> **WORK TO DO**:
Answer with one number only: the number of lines that include the word "structured".

(Dataset records)
** Begin **

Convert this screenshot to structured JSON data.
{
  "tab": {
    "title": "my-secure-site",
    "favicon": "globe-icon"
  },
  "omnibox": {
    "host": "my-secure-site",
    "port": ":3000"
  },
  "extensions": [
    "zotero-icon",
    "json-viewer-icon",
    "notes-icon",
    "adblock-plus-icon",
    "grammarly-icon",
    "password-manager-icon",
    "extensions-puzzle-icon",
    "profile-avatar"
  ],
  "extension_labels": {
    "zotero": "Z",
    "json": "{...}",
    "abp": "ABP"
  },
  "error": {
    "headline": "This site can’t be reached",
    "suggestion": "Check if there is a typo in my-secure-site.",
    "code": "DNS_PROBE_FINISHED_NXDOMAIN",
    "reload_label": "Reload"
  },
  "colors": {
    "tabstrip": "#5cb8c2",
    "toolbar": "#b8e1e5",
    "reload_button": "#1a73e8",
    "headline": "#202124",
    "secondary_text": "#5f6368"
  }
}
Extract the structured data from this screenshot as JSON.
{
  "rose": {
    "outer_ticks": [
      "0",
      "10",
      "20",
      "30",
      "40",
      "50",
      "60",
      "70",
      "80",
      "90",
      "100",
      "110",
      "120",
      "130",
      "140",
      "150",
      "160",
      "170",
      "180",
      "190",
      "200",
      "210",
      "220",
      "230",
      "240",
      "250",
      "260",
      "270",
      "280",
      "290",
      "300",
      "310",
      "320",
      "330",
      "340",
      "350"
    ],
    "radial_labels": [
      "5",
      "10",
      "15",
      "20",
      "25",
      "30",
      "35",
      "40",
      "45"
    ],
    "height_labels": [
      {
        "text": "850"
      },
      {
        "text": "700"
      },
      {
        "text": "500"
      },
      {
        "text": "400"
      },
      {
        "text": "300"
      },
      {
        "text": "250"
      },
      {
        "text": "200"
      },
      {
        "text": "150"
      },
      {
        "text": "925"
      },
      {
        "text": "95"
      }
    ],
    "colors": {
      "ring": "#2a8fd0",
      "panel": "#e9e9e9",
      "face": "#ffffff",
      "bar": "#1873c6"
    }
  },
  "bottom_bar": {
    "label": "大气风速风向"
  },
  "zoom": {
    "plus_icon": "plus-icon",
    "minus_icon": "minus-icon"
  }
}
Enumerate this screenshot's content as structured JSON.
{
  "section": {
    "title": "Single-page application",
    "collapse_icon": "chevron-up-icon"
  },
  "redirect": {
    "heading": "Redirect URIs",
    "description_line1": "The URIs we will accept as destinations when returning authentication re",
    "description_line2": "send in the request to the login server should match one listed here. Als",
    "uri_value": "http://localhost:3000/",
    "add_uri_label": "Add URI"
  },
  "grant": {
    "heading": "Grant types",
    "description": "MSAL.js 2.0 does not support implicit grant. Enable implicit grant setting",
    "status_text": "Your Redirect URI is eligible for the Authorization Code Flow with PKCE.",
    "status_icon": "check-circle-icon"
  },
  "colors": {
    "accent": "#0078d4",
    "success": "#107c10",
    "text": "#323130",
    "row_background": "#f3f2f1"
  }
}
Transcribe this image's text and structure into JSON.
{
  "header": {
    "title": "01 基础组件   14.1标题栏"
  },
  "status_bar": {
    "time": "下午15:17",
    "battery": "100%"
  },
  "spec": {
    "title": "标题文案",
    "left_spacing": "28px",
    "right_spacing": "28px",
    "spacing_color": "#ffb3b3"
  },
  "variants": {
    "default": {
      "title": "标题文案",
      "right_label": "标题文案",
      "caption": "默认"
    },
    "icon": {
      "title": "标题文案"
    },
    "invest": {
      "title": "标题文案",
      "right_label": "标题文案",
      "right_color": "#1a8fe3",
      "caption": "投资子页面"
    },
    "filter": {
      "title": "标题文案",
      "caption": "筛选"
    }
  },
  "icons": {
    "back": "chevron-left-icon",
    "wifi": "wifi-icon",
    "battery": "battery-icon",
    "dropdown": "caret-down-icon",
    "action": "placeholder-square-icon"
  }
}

** End **

> **ANSWER IN FULL**:
3